◆ Record excerpts ◆
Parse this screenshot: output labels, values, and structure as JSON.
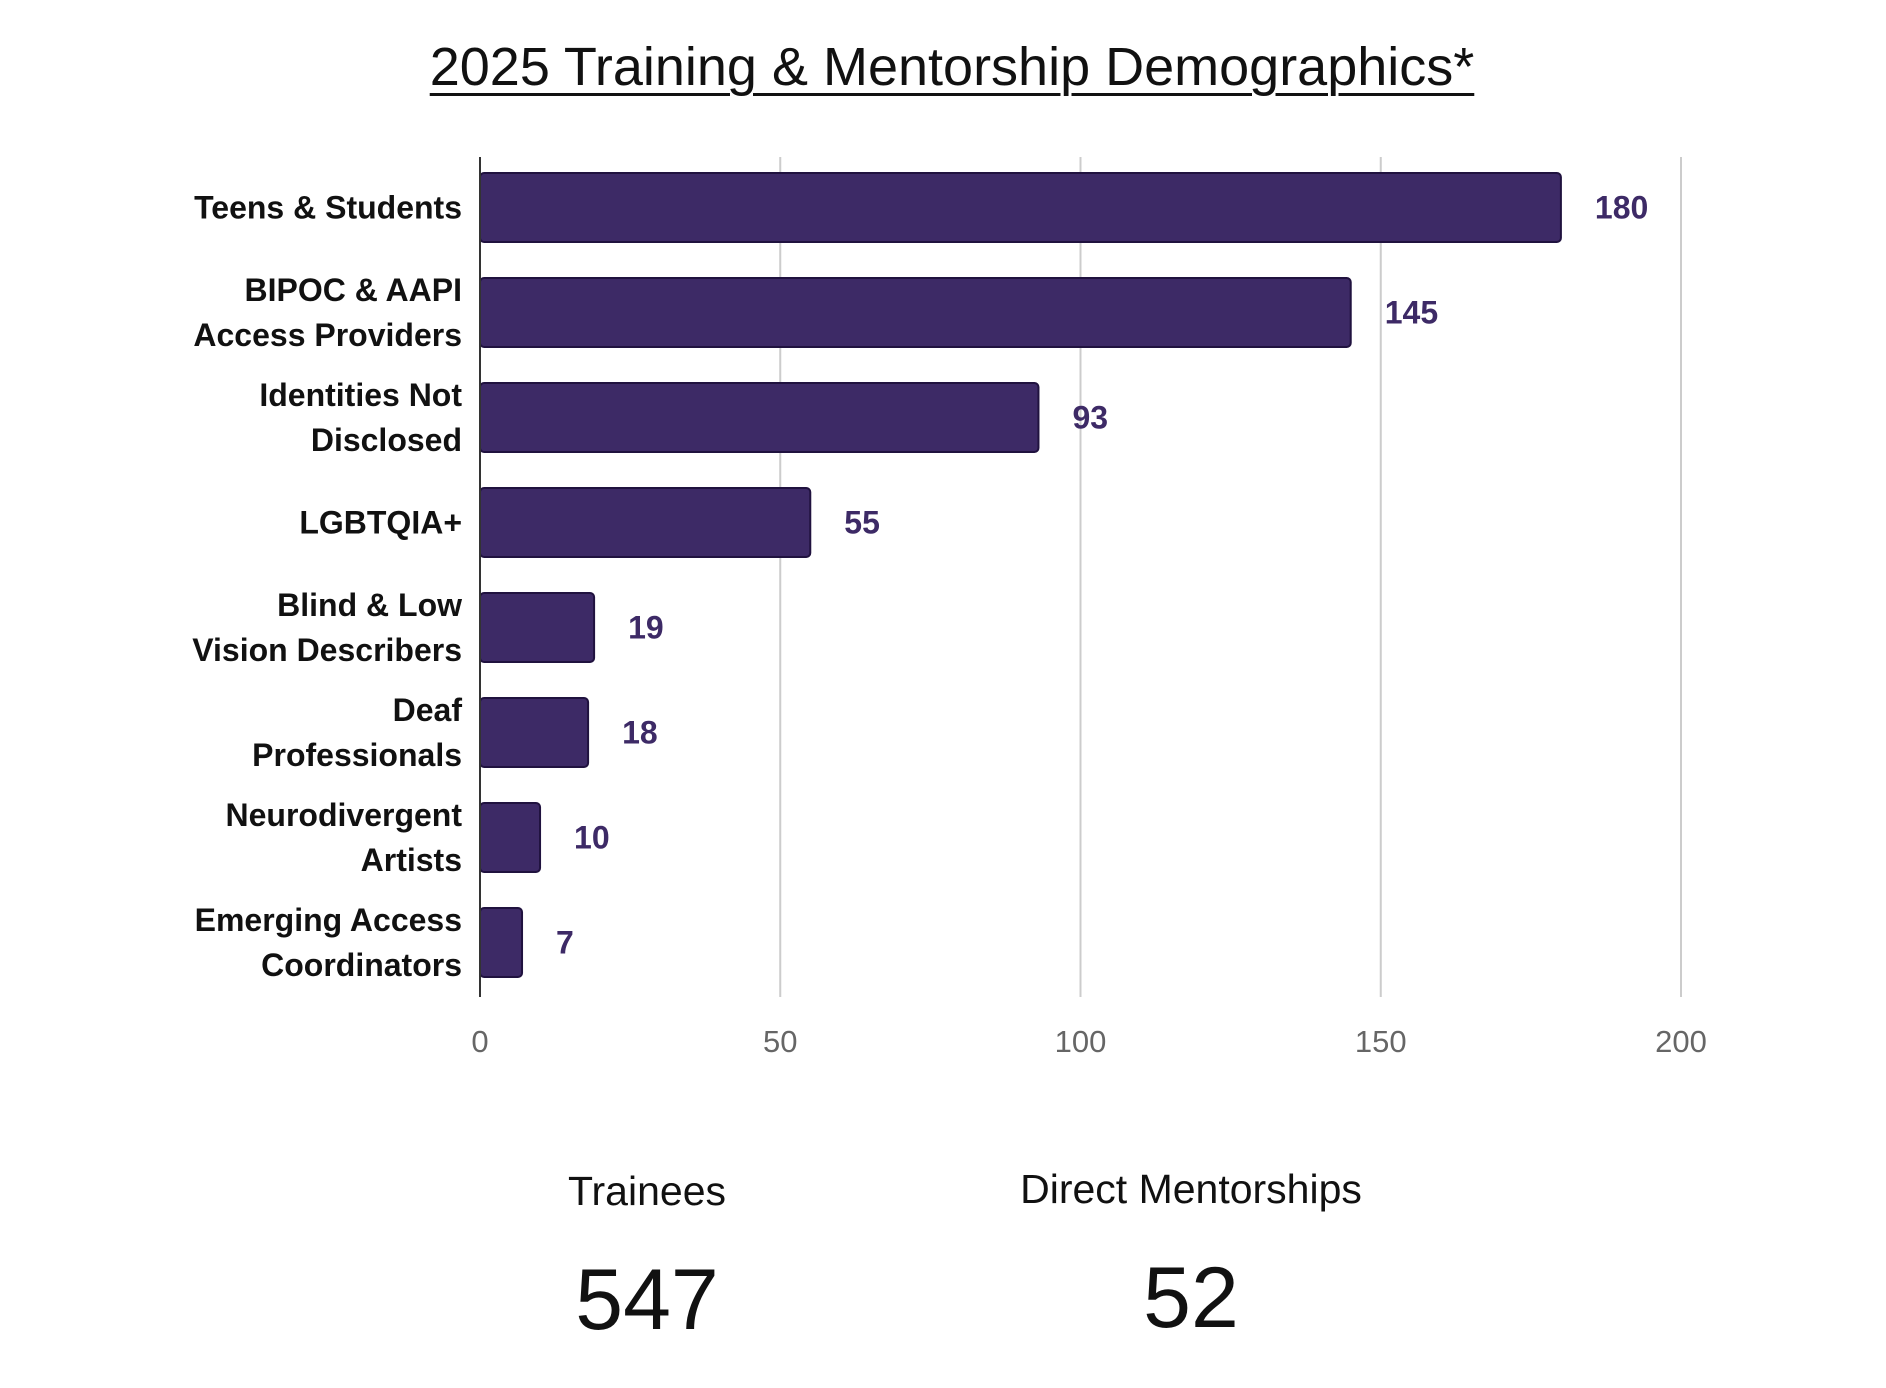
{
  "chart_data": {
    "type": "bar",
    "orientation": "horizontal",
    "title": "2025 Training & Mentorship Demographics*",
    "categories": [
      "Teens & Students",
      "BIPOC & AAPI Access Providers",
      "Identities Not Disclosed",
      "LGBTQIA+",
      "Blind & Low Vision Describers",
      "Deaf Professionals",
      "Neurodivergent Artists",
      "Emerging Access Coordinators"
    ],
    "category_lines": [
      [
        "Teens & Students"
      ],
      [
        "BIPOC & AAPI",
        "Access Providers"
      ],
      [
        "Identities Not",
        "Disclosed"
      ],
      [
        "LGBTQIA+"
      ],
      [
        "Blind & Low",
        "Vision Describers"
      ],
      [
        "Deaf",
        "Professionals"
      ],
      [
        "Neurodivergent",
        "Artists"
      ],
      [
        "Emerging Access",
        "Coordinators"
      ]
    ],
    "values": [
      180,
      145,
      93,
      55,
      19,
      18,
      10,
      7
    ],
    "xlim": [
      0,
      200
    ],
    "xticks": [
      0,
      50,
      100,
      150,
      200
    ],
    "xlabel": "",
    "ylabel": "",
    "grid": true,
    "data_labels": true,
    "bar_color": "#3d2a66",
    "label_color": "#3d2a66"
  },
  "stats": [
    {
      "label": "Trainees",
      "value": "547"
    },
    {
      "label": "Direct Mentorships",
      "value": "52"
    }
  ]
}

◆ Do this ◆
Transcribe the records above exactly, leaving out every picture.

◆ Exercise solution ◆
Parse this screenshot: output labels, values, and structure as JSON.
{
  "chart_data": {
    "type": "bar",
    "orientation": "horizontal",
    "title": "2025 Training & Mentorship Demographics*",
    "categories": [
      "Teens & Students",
      "BIPOC & AAPI Access Providers",
      "Identities Not Disclosed",
      "LGBTQIA+",
      "Blind & Low Vision Describers",
      "Deaf Professionals",
      "Neurodivergent Artists",
      "Emerging Access Coordinators"
    ],
    "category_lines": [
      [
        "Teens & Students"
      ],
      [
        "BIPOC & AAPI",
        "Access Providers"
      ],
      [
        "Identities Not",
        "Disclosed"
      ],
      [
        "LGBTQIA+"
      ],
      [
        "Blind & Low",
        "Vision Describers"
      ],
      [
        "Deaf",
        "Professionals"
      ],
      [
        "Neurodivergent",
        "Artists"
      ],
      [
        "Emerging Access",
        "Coordinators"
      ]
    ],
    "values": [
      180,
      145,
      93,
      55,
      19,
      18,
      10,
      7
    ],
    "xlim": [
      0,
      200
    ],
    "xticks": [
      0,
      50,
      100,
      150,
      200
    ],
    "xlabel": "",
    "ylabel": "",
    "grid": true,
    "data_labels": true,
    "bar_color": "#3d2a66",
    "label_color": "#3d2a66"
  },
  "stats": [
    {
      "label": "Trainees",
      "value": "547"
    },
    {
      "label": "Direct Mentorships",
      "value": "52"
    }
  ]
}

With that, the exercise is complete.